INSTRUCTIONS FOR THE TASK -
Extract all lines from the data beneath that include the word "дIаяларах".

[Dataset items]
※
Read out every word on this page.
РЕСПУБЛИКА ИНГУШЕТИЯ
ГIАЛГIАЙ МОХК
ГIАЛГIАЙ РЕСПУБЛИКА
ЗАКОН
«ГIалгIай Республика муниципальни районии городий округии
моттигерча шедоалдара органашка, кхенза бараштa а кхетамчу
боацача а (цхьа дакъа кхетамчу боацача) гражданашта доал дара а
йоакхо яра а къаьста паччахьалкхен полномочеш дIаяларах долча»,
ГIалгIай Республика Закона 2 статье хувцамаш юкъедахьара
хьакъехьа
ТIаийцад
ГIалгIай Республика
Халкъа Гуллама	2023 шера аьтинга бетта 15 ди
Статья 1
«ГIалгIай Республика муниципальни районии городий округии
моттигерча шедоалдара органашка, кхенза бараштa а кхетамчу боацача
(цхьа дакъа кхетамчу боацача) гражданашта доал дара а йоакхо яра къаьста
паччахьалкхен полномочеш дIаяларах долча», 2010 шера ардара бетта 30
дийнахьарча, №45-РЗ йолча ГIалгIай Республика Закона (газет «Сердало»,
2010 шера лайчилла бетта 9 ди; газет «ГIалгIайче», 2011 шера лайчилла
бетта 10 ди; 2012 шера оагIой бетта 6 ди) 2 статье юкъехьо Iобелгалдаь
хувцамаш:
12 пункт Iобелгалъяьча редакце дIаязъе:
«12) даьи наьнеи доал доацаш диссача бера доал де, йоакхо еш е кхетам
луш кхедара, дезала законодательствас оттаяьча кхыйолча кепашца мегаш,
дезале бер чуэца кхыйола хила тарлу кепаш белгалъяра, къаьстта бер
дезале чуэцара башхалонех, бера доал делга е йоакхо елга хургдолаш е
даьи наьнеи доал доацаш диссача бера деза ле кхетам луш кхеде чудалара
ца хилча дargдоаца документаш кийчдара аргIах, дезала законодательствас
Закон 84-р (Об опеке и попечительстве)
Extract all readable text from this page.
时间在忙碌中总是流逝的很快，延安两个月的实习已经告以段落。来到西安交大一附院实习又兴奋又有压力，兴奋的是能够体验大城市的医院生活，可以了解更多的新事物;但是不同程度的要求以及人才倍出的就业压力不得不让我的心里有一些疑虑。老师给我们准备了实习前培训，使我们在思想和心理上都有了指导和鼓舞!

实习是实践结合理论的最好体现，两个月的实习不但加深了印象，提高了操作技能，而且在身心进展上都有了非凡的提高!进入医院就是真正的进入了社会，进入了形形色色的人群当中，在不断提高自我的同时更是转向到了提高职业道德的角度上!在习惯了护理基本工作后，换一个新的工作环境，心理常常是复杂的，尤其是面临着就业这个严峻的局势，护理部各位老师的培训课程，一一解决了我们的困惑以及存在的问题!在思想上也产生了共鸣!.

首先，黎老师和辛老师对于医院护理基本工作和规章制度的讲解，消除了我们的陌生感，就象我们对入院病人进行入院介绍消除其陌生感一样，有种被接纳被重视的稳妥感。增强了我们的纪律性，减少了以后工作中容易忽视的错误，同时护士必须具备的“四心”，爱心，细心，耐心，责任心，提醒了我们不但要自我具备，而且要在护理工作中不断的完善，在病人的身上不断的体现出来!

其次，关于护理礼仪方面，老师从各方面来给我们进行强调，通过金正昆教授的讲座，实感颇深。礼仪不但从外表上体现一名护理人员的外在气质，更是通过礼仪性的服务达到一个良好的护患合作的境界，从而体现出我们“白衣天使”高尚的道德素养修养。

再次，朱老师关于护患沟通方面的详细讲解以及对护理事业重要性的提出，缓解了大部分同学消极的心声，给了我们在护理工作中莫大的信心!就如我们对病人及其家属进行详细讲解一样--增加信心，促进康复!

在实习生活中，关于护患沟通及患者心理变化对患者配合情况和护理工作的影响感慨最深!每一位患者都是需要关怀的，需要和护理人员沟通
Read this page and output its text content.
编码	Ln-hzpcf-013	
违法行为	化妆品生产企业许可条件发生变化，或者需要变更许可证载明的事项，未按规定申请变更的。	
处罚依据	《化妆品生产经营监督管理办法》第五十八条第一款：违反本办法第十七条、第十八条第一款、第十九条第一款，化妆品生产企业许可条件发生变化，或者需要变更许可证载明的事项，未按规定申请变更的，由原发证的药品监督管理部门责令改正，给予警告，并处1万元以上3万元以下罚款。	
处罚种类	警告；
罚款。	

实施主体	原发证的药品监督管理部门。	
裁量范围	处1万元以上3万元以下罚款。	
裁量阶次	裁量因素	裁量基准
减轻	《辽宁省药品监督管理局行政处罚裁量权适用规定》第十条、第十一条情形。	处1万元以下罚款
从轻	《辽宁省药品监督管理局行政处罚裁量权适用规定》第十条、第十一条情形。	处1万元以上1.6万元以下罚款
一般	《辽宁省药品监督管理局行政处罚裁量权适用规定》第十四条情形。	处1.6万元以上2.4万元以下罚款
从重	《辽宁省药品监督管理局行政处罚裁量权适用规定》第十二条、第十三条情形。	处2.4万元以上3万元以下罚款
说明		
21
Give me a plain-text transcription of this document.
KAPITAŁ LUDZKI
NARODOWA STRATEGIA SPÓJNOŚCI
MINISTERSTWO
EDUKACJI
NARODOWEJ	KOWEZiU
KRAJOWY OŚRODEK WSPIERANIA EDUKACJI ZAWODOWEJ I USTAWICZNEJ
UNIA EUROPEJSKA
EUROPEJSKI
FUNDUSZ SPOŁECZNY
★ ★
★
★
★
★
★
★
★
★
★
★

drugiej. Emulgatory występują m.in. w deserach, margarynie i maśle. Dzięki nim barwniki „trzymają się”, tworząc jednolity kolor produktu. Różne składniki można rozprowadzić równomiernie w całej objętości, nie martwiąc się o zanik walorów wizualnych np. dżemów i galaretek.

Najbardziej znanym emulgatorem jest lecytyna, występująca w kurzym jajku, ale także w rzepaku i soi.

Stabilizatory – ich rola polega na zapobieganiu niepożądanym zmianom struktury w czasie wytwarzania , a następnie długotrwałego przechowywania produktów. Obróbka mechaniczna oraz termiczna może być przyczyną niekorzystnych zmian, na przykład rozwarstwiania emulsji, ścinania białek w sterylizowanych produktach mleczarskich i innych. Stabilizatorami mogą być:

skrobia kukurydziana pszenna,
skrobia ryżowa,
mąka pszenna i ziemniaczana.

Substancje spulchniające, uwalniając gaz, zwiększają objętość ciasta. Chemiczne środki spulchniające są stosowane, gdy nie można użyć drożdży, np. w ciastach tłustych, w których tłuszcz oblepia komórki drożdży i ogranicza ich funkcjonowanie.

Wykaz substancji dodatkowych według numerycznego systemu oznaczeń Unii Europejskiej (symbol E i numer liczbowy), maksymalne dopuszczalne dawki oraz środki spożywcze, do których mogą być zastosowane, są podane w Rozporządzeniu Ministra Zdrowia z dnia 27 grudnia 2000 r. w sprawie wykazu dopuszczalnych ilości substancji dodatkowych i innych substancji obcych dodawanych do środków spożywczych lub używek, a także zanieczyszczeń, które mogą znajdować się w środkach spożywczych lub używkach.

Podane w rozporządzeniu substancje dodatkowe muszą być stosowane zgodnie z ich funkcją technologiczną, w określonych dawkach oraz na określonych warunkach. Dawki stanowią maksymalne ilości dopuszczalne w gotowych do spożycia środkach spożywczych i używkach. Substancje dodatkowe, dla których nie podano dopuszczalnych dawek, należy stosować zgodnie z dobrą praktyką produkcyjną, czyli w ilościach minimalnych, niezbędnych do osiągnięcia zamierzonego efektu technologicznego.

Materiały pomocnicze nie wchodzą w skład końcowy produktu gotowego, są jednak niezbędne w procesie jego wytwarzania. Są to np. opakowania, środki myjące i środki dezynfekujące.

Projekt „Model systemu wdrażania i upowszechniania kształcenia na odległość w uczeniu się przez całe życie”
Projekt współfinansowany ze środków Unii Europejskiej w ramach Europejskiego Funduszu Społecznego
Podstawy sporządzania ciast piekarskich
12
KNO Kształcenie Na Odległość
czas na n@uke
※
OUTPUT BELOW -
йоакхо яра а къаьста паччахьалкхен полномочеш дIаяларах долча»,
паччахьалкхен полномочеш дIаяларах долча», 2010 шера ардара бетта 30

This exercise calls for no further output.